● Records from a collection:
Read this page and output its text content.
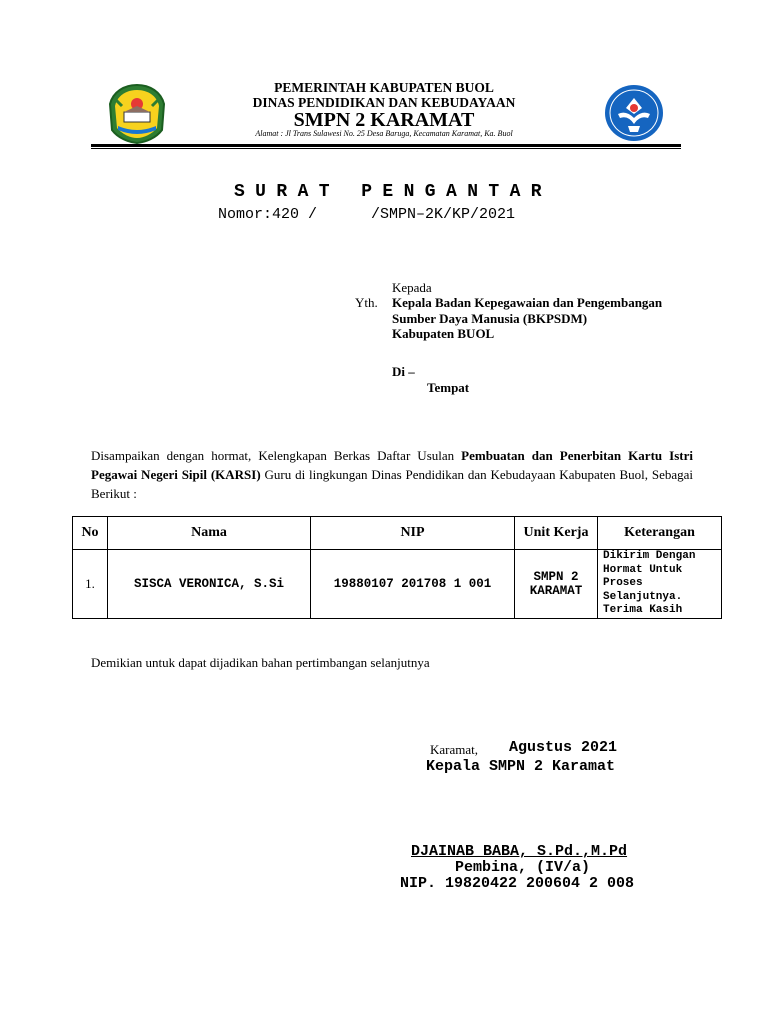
PEMERINTAH KABUPATEN BUOL
DINAS PENDIDIKAN DAN KEBUDAYAAN
SMPN 2 KARAMAT
Alamat : Jl Trans Sulawesi No. 25 Desa Baruga, Kecamatan Karamat, Ka. Buol
SURAT PENGANTAR
Nomor:420 /      /SMPN–2K/KP/2021
Kepada
Yth. Kepala Badan Kepegawaian dan Pengembangan
Sumber Daya Manusia (BKPSDM)
Kabupaten BUOL
Di –
Tempat
Disampaikan dengan hormat, Kelengkapan Berkas Daftar Usulan Pembuatan dan Penerbitan Kartu Istri Pegawai Negeri Sipil (KARSI) Guru di lingkungan Dinas Pendidikan dan Kebudayaan Kabupaten Buol, Sebagai Berikut :
No	Nama	NIP	Unit Kerja	Keterangan
1.	SISCA VERONICA, S.Si	19880107 201708 1 001	SMPN 2 KARAMAT	Dikirim Dengan Hormat Untuk Proses Selanjutnya. Terima Kasih
Demikian untuk dapat dijadikan bahan pertimbangan selanjutnya
Karamat, Agustus 2021
Kepala SMPN 2 Karamat
DJAINAB BABA, S.Pd.,M.Pd
Pembina, (IV/a)
NIP. 19820422 200604 2 008
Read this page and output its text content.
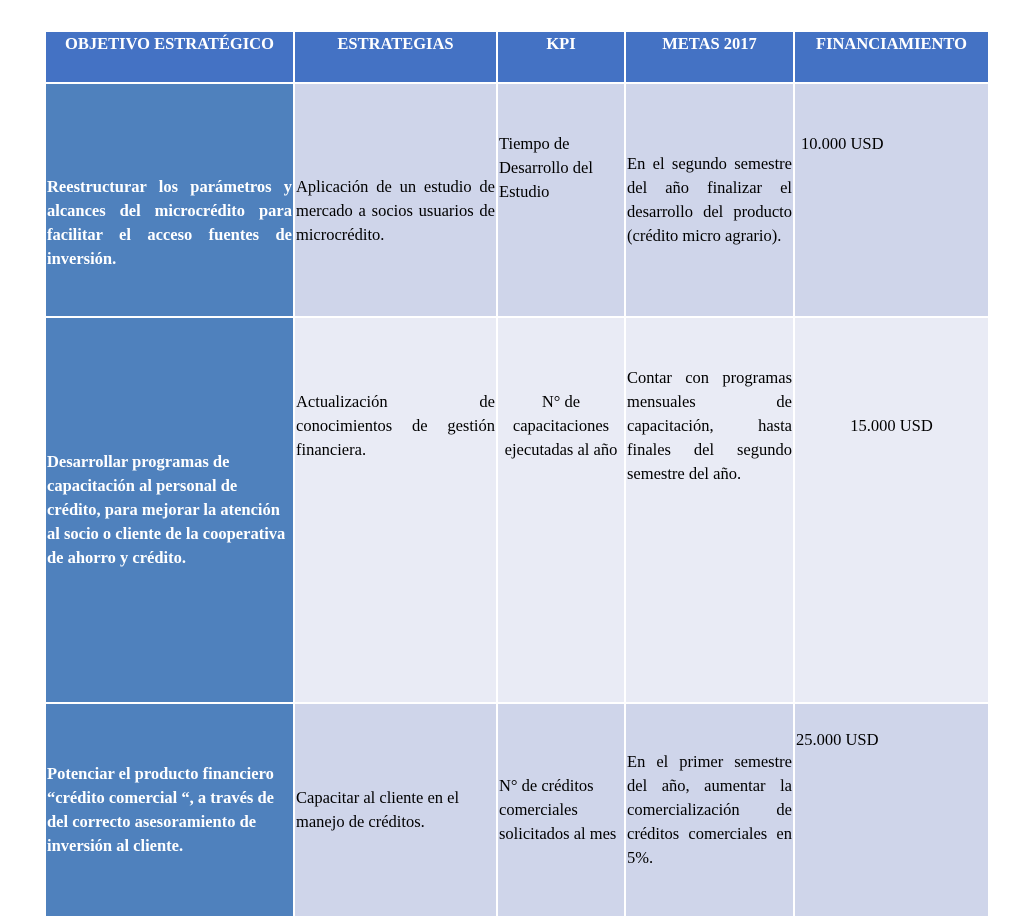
OBJETIVO ESTRATÉGICO	ESTRATEGIAS	KPI	METAS 2017	FINANCIAMIENTO
Reestructurar los parámetros y alcances del microcrédito para facilitar el acceso fuentes de inversión.	Aplicación de un estudio de mercado a socios usuarios de microcrédito.	Tiempo de Desarrollo del Estudio	En el segundo semestre del año finalizar el desarrollo del producto (crédito micro agrario).	10.000 USD
Desarrollar programas de capacitación al personal de crédito, para mejorar la atención al socio o cliente de la cooperativa de ahorro y crédito.	Actualización de conocimientos de gestión financiera.	N° de capacitaciones ejecutadas al año	Contar con programas mensuales de capacitación, hasta finales del segundo semestre del año.	15.000 USD
Potenciar el producto financiero “crédito comercial “, a través de del correcto asesoramiento de inversión al cliente.	Capacitar al cliente en el manejo de créditos.	N° de créditos comerciales solicitados al mes	En el primer semestre del año, aumentar la comercialización de créditos comerciales en 5%.	25.000 USD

● EXERCISE PROMPT:
Copy every line of the listing that contains the word "Kepala".

● RESPONSE BELOW:
Yth. Kepala Badan Kepegawaian dan Pengembangan
Kepala SMPN 2 Karamat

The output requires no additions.